* **Task requirements**
Rewrite the lines below, substituting "comb-tooth" for every occurrence of "tooth-notch" and keeping everything else the same. Omit the pictures.

# START OF Data excerpts

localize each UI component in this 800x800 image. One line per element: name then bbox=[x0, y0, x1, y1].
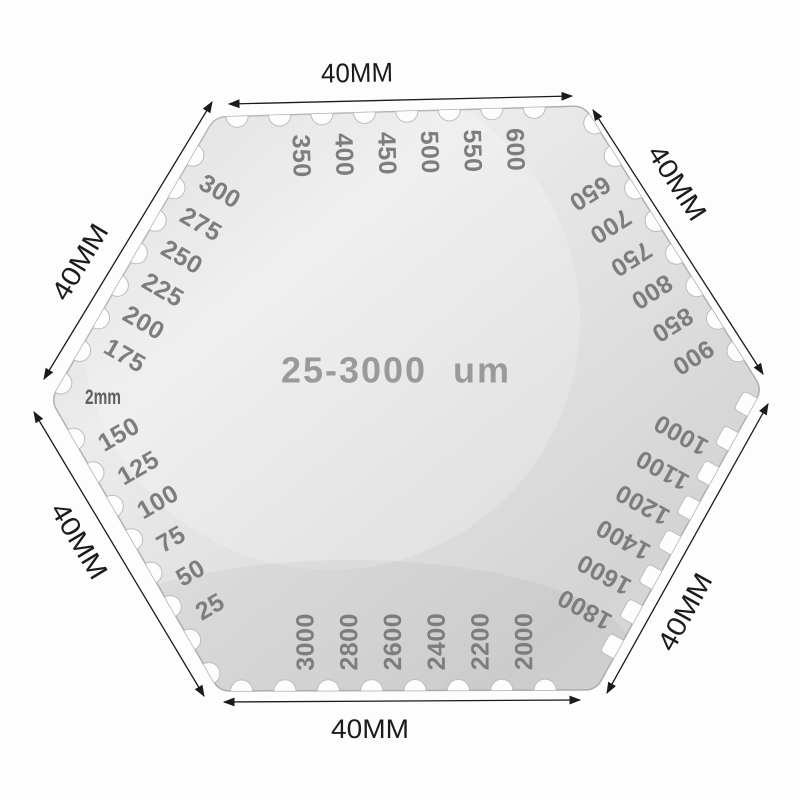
scale-value-label: 600 bbox=[501, 128, 530, 172]
tooth-notch bbox=[163, 177, 185, 199]
scale-value-label: 2600 bbox=[379, 613, 407, 671]
tooth-notch bbox=[686, 275, 708, 297]
tooth-notch bbox=[140, 562, 162, 584]
scale-value-label: 3000 bbox=[291, 613, 319, 671]
dimension-label: 40MM bbox=[46, 218, 115, 305]
tooth-notch bbox=[159, 596, 181, 618]
product-photo-canvas: 3504004505005506006507007508008509001000… bbox=[0, 0, 800, 800]
tooth-notch bbox=[274, 680, 296, 702]
tooth-notch bbox=[707, 307, 729, 329]
dimension-label: 40MM bbox=[652, 568, 719, 656]
tooth-notch bbox=[69, 340, 91, 362]
dimension-arrow bbox=[224, 700, 580, 702]
scale-value-label: 2400 bbox=[423, 613, 451, 671]
scale-value-label: 2000 bbox=[510, 613, 538, 671]
plate-thickness-label: 2mm bbox=[85, 386, 121, 409]
tooth-notch bbox=[317, 680, 339, 702]
dimension-arrow bbox=[229, 96, 572, 104]
scale-value-label: 2200 bbox=[466, 613, 494, 671]
tooth-notch bbox=[88, 307, 110, 329]
wet-film-comb-gauge-photo: 3504004505005506006507007508008509001000… bbox=[0, 0, 800, 800]
scale-value-label: 450 bbox=[372, 131, 401, 175]
scale-value-label: 350 bbox=[287, 134, 316, 178]
scale-value-label: 2800 bbox=[335, 613, 363, 671]
dimension-label: 40MM bbox=[331, 714, 409, 744]
tooth-notch bbox=[231, 680, 253, 702]
scale-value-label: 500 bbox=[415, 130, 444, 174]
dimension-label: 40MM bbox=[45, 497, 114, 584]
measuring-range-label: 25-3000 um bbox=[281, 350, 511, 391]
tooth-notch bbox=[182, 144, 204, 166]
scale-value-label: 550 bbox=[458, 129, 487, 173]
scale-value-label: 400 bbox=[329, 133, 358, 177]
tooth-notch bbox=[584, 112, 606, 134]
tooth-notch bbox=[198, 663, 220, 685]
dimension-label: 40MM bbox=[321, 57, 394, 88]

# END OF Data excerpts

* **Full answer**
localize each UI component in this 800x800 image. One line per element: name then bbox=[x0, y0, x1, y1].
scale-value-label: 600 bbox=[501, 128, 530, 172]
comb-tooth bbox=[163, 177, 185, 199]
scale-value-label: 2600 bbox=[379, 613, 407, 671]
comb-tooth bbox=[686, 275, 708, 297]
comb-tooth bbox=[140, 562, 162, 584]
scale-value-label: 3000 bbox=[291, 613, 319, 671]
dimension-label: 40MM bbox=[46, 218, 115, 305]
comb-tooth bbox=[159, 596, 181, 618]
product-photo-canvas: 3504004505005506006507007508008509001000… bbox=[0, 0, 800, 800]
comb-tooth bbox=[274, 680, 296, 702]
comb-tooth bbox=[707, 307, 729, 329]
dimension-label: 40MM bbox=[652, 568, 719, 656]
comb-tooth bbox=[69, 340, 91, 362]
dimension-arrow bbox=[224, 700, 580, 702]
scale-value-label: 2400 bbox=[423, 613, 451, 671]
scale-value-label: 2000 bbox=[510, 613, 538, 671]
plate-thickness-label: 2mm bbox=[85, 386, 121, 409]
comb-tooth bbox=[317, 680, 339, 702]
dimension-arrow bbox=[229, 96, 572, 104]
scale-value-label: 2200 bbox=[466, 613, 494, 671]
comb-tooth bbox=[88, 307, 110, 329]
wet-film-comb-gauge-photo: 3504004505005506006507007508008509001000… bbox=[0, 0, 800, 800]
scale-value-label: 450 bbox=[372, 131, 401, 175]
scale-value-label: 350 bbox=[287, 134, 316, 178]
scale-value-label: 2800 bbox=[335, 613, 363, 671]
dimension-label: 40MM bbox=[331, 714, 409, 744]
comb-tooth bbox=[231, 680, 253, 702]
scale-value-label: 500 bbox=[415, 130, 444, 174]
dimension-label: 40MM bbox=[45, 497, 114, 584]
measuring-range-label: 25-3000 um bbox=[281, 350, 511, 391]
comb-tooth bbox=[182, 144, 204, 166]
scale-value-label: 550 bbox=[458, 129, 487, 173]
scale-value-label: 400 bbox=[329, 133, 358, 177]
comb-tooth bbox=[584, 112, 606, 134]
comb-tooth bbox=[198, 663, 220, 685]
dimension-label: 40MM bbox=[321, 57, 394, 88]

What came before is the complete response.